====== EXERCISE INPUTS
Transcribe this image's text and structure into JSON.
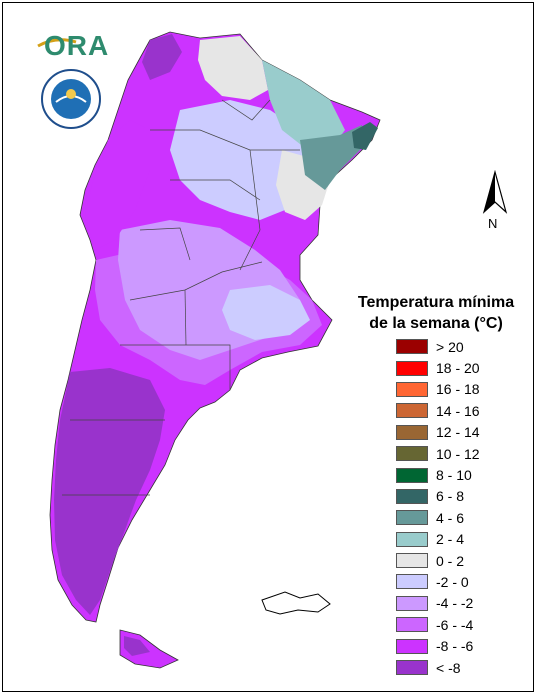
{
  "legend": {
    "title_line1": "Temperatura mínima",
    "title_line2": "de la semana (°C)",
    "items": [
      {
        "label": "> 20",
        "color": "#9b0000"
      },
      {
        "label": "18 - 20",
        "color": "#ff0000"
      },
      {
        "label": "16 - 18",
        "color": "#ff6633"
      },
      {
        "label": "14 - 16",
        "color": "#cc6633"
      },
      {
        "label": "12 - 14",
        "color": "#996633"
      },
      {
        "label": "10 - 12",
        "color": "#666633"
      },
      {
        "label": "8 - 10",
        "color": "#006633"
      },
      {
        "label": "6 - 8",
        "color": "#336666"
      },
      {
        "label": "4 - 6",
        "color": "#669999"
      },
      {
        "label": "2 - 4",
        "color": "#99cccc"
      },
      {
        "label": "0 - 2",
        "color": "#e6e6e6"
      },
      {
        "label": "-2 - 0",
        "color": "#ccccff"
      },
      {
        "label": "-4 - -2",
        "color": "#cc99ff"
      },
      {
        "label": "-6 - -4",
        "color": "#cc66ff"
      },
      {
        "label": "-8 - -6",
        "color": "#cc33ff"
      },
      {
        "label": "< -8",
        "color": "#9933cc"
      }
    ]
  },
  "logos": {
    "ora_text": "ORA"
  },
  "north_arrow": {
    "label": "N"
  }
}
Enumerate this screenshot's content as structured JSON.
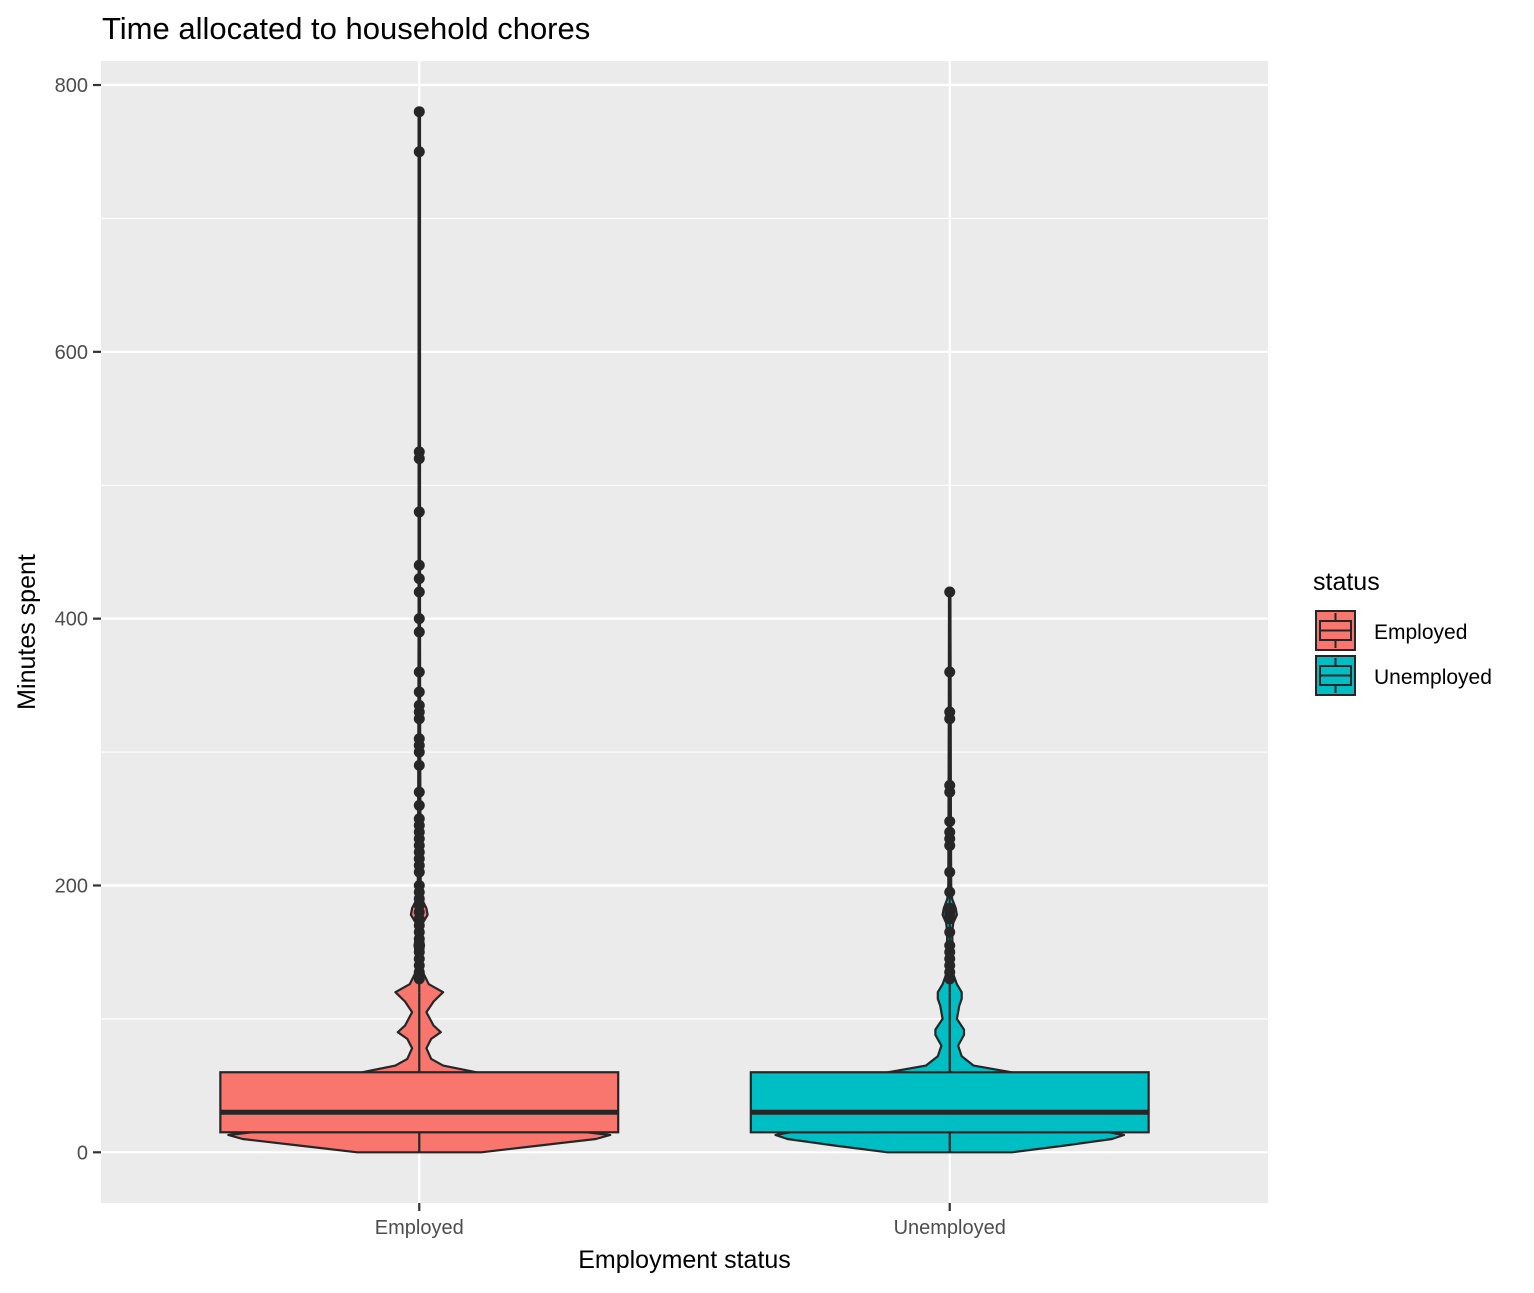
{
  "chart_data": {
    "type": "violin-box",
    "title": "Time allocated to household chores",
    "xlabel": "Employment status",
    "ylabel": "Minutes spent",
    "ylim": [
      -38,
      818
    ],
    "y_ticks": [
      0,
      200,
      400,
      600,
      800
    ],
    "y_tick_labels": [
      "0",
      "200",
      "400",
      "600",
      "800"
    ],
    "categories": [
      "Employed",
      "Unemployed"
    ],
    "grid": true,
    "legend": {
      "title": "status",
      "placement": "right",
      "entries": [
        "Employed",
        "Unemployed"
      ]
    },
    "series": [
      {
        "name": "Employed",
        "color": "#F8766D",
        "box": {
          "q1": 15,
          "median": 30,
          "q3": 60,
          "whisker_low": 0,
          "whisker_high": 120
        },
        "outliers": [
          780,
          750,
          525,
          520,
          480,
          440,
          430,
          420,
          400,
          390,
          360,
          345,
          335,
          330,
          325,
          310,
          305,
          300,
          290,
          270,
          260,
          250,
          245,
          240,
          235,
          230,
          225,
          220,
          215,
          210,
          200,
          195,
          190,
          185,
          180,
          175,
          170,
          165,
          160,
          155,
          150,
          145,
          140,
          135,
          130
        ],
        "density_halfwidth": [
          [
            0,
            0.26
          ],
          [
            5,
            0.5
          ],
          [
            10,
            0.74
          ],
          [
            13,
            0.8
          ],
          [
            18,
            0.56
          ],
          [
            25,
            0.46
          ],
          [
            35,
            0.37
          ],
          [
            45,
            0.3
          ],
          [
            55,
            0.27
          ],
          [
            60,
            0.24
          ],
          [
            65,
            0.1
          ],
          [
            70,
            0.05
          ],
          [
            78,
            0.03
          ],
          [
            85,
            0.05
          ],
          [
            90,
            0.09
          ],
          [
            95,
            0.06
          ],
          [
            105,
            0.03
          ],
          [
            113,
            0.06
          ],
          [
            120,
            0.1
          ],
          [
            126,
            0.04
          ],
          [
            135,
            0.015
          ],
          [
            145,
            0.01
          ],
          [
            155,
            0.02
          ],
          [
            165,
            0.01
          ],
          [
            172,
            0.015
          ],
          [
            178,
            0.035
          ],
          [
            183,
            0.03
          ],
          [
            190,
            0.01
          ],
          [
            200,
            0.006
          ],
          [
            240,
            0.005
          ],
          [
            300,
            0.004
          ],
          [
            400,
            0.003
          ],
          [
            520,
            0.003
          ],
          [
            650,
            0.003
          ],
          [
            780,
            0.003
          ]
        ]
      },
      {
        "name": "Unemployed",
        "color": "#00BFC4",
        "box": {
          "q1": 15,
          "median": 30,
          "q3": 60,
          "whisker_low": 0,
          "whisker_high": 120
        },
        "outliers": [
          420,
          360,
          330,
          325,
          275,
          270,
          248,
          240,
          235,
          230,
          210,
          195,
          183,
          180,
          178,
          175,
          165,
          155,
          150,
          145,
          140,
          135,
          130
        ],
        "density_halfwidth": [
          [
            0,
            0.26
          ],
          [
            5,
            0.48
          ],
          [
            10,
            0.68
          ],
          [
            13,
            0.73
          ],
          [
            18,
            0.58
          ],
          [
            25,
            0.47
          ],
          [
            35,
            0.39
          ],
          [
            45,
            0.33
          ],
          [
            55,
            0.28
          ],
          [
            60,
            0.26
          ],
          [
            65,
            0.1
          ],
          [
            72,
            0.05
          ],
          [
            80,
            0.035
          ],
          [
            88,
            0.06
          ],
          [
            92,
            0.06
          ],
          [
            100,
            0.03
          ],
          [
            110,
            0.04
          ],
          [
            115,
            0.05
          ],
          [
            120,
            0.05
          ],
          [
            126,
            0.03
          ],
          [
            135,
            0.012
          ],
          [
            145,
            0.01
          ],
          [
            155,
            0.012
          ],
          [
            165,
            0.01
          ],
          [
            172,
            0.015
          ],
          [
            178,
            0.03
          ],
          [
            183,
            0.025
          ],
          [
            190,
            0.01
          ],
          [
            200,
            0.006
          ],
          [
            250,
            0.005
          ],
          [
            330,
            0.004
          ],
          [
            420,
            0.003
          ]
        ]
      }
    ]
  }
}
============
SET TASK >>
Retype all entries exactly as they appear, dropping the images.

TASK RESPONSE >>
Transcribe this image's text and structure into JSON.
{
  "legend": {
    "title_line1": "Temperatura mínima",
    "title_line2": "de la semana (°C)",
    "items": [
      {
        "label": "> 20",
        "color": "#9b0000"
      },
      {
        "label": "18 - 20",
        "color": "#ff0000"
      },
      {
        "label": "16 - 18",
        "color": "#ff6633"
      },
      {
        "label": "14 - 16",
        "color": "#cc6633"
      },
      {
        "label": "12 - 14",
        "color": "#996633"
      },
      {
        "label": "10 - 12",
        "color": "#666633"
      },
      {
        "label": "8 - 10",
        "color": "#006633"
      },
      {
        "label": "6 - 8",
        "color": "#336666"
      },
      {
        "label": "4 - 6",
        "color": "#669999"
      },
      {
        "label": "2 - 4",
        "color": "#99cccc"
      },
      {
        "label": "0 - 2",
        "color": "#e6e6e6"
      },
      {
        "label": "-2 - 0",
        "color": "#ccccff"
      },
      {
        "label": "-4 - -2",
        "color": "#cc99ff"
      },
      {
        "label": "-6 - -4",
        "color": "#cc66ff"
      },
      {
        "label": "-8 - -6",
        "color": "#cc33ff"
      },
      {
        "label": "< -8",
        "color": "#9933cc"
      }
    ]
  },
  "logos": {
    "ora_text": "ORA"
  },
  "north_arrow": {
    "label": "N"
  }
}
Enumerate this screenshot's content as structured JSON.
{
  "chart_data": {
    "type": "violin-box",
    "title": "Time allocated to household chores",
    "xlabel": "Employment status",
    "ylabel": "Minutes spent",
    "ylim": [
      -38,
      818
    ],
    "y_ticks": [
      0,
      200,
      400,
      600,
      800
    ],
    "y_tick_labels": [
      "0",
      "200",
      "400",
      "600",
      "800"
    ],
    "categories": [
      "Employed",
      "Unemployed"
    ],
    "grid": true,
    "legend": {
      "title": "status",
      "placement": "right",
      "entries": [
        "Employed",
        "Unemployed"
      ]
    },
    "series": [
      {
        "name": "Employed",
        "color": "#F8766D",
        "box": {
          "q1": 15,
          "median": 30,
          "q3": 60,
          "whisker_low": 0,
          "whisker_high": 120
        },
        "outliers": [
          780,
          750,
          525,
          520,
          480,
          440,
          430,
          420,
          400,
          390,
          360,
          345,
          335,
          330,
          325,
          310,
          305,
          300,
          290,
          270,
          260,
          250,
          245,
          240,
          235,
          230,
          225,
          220,
          215,
          210,
          200,
          195,
          190,
          185,
          180,
          175,
          170,
          165,
          160,
          155,
          150,
          145,
          140,
          135,
          130
        ],
        "density_halfwidth": [
          [
            0,
            0.26
          ],
          [
            5,
            0.5
          ],
          [
            10,
            0.74
          ],
          [
            13,
            0.8
          ],
          [
            18,
            0.56
          ],
          [
            25,
            0.46
          ],
          [
            35,
            0.37
          ],
          [
            45,
            0.3
          ],
          [
            55,
            0.27
          ],
          [
            60,
            0.24
          ],
          [
            65,
            0.1
          ],
          [
            70,
            0.05
          ],
          [
            78,
            0.03
          ],
          [
            85,
            0.05
          ],
          [
            90,
            0.09
          ],
          [
            95,
            0.06
          ],
          [
            105,
            0.03
          ],
          [
            113,
            0.06
          ],
          [
            120,
            0.1
          ],
          [
            126,
            0.04
          ],
          [
            135,
            0.015
          ],
          [
            145,
            0.01
          ],
          [
            155,
            0.02
          ],
          [
            165,
            0.01
          ],
          [
            172,
            0.015
          ],
          [
            178,
            0.035
          ],
          [
            183,
            0.03
          ],
          [
            190,
            0.01
          ],
          [
            200,
            0.006
          ],
          [
            240,
            0.005
          ],
          [
            300,
            0.004
          ],
          [
            400,
            0.003
          ],
          [
            520,
            0.003
          ],
          [
            650,
            0.003
          ],
          [
            780,
            0.003
          ]
        ]
      },
      {
        "name": "Unemployed",
        "color": "#00BFC4",
        "box": {
          "q1": 15,
          "median": 30,
          "q3": 60,
          "whisker_low": 0,
          "whisker_high": 120
        },
        "outliers": [
          420,
          360,
          330,
          325,
          275,
          270,
          248,
          240,
          235,
          230,
          210,
          195,
          183,
          180,
          178,
          175,
          165,
          155,
          150,
          145,
          140,
          135,
          130
        ],
        "density_halfwidth": [
          [
            0,
            0.26
          ],
          [
            5,
            0.48
          ],
          [
            10,
            0.68
          ],
          [
            13,
            0.73
          ],
          [
            18,
            0.58
          ],
          [
            25,
            0.47
          ],
          [
            35,
            0.39
          ],
          [
            45,
            0.33
          ],
          [
            55,
            0.28
          ],
          [
            60,
            0.26
          ],
          [
            65,
            0.1
          ],
          [
            72,
            0.05
          ],
          [
            80,
            0.035
          ],
          [
            88,
            0.06
          ],
          [
            92,
            0.06
          ],
          [
            100,
            0.03
          ],
          [
            110,
            0.04
          ],
          [
            115,
            0.05
          ],
          [
            120,
            0.05
          ],
          [
            126,
            0.03
          ],
          [
            135,
            0.012
          ],
          [
            145,
            0.01
          ],
          [
            155,
            0.012
          ],
          [
            165,
            0.01
          ],
          [
            172,
            0.015
          ],
          [
            178,
            0.03
          ],
          [
            183,
            0.025
          ],
          [
            190,
            0.01
          ],
          [
            200,
            0.006
          ],
          [
            250,
            0.005
          ],
          [
            330,
            0.004
          ],
          [
            420,
            0.003
          ]
        ]
      }
    ]
  }
}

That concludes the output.